**The task**
Repeat the listing word for word. No pictures belong in the copy.

:: Provided data

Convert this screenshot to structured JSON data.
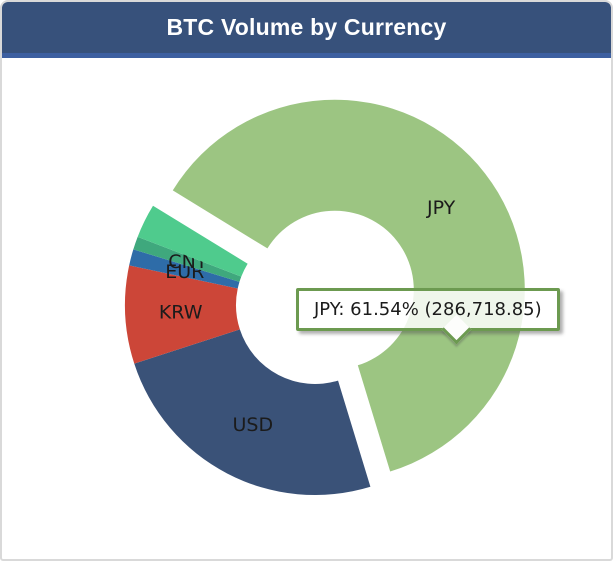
{
  "window": {
    "title": "BTC Volume by Currency"
  },
  "theme": {
    "header_bg": "#37517B",
    "header_accent": "#3D5FA0",
    "header_text": "#FFFFFF",
    "card_border": "#D9D9D9",
    "body_bg": "#FFFFFF",
    "slice_label_color": "#1B1B1B",
    "tooltip_border": "#6C9A50",
    "tooltip_bg": "rgba(255,255,255,0.84)"
  },
  "chart_data": {
    "type": "pie",
    "subtype": "donut",
    "title": "BTC Volume by Currency",
    "legend": false,
    "grid": false,
    "clockwise": true,
    "start_angle_deg": 301.5,
    "inner_radius_ratio": 0.42,
    "highlighted_slice": "JPY",
    "series": [
      {
        "name": "JPY",
        "percent": 61.54,
        "value": 286718.85,
        "color": "#9CC582",
        "exploded": true,
        "estimated": false
      },
      {
        "name": "USD",
        "percent": 24.72,
        "color": "#3A5278",
        "exploded": false,
        "estimated": true
      },
      {
        "name": "KRW",
        "percent": 8.33,
        "color": "#CC4638",
        "exploded": false,
        "estimated": true
      },
      {
        "name": "EUR",
        "percent": 1.39,
        "color": "#2E6CA8",
        "exploded": false,
        "estimated": true
      },
      {
        "name": "CNY",
        "percent": 1.11,
        "color": "#3FA87D",
        "exploded": false,
        "estimated": true
      },
      {
        "name": "",
        "percent": 2.91,
        "color": "#4FCB8D",
        "exploded": false,
        "estimated": true
      }
    ]
  },
  "tooltip": {
    "text": "JPY: 61.54% (286,718.85)"
  }
}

::::

**Exercise result**
Convert this screenshot to structured JSON data.
{
  "window": {
    "title": "BTC Volume by Currency"
  },
  "theme": {
    "header_bg": "#37517B",
    "header_accent": "#3D5FA0",
    "header_text": "#FFFFFF",
    "card_border": "#D9D9D9",
    "body_bg": "#FFFFFF",
    "slice_label_color": "#1B1B1B",
    "tooltip_border": "#6C9A50",
    "tooltip_bg": "rgba(255,255,255,0.84)"
  },
  "chart_data": {
    "type": "pie",
    "subtype": "donut",
    "title": "BTC Volume by Currency",
    "legend": false,
    "grid": false,
    "clockwise": true,
    "start_angle_deg": 301.5,
    "inner_radius_ratio": 0.42,
    "highlighted_slice": "JPY",
    "series": [
      {
        "name": "JPY",
        "percent": 61.54,
        "value": 286718.85,
        "color": "#9CC582",
        "exploded": true,
        "estimated": false
      },
      {
        "name": "USD",
        "percent": 24.72,
        "color": "#3A5278",
        "exploded": false,
        "estimated": true
      },
      {
        "name": "KRW",
        "percent": 8.33,
        "color": "#CC4638",
        "exploded": false,
        "estimated": true
      },
      {
        "name": "EUR",
        "percent": 1.39,
        "color": "#2E6CA8",
        "exploded": false,
        "estimated": true
      },
      {
        "name": "CNY",
        "percent": 1.11,
        "color": "#3FA87D",
        "exploded": false,
        "estimated": true
      },
      {
        "name": "",
        "percent": 2.91,
        "color": "#4FCB8D",
        "exploded": false,
        "estimated": true
      }
    ]
  },
  "tooltip": {
    "text": "JPY: 61.54% (286,718.85)"
  }
}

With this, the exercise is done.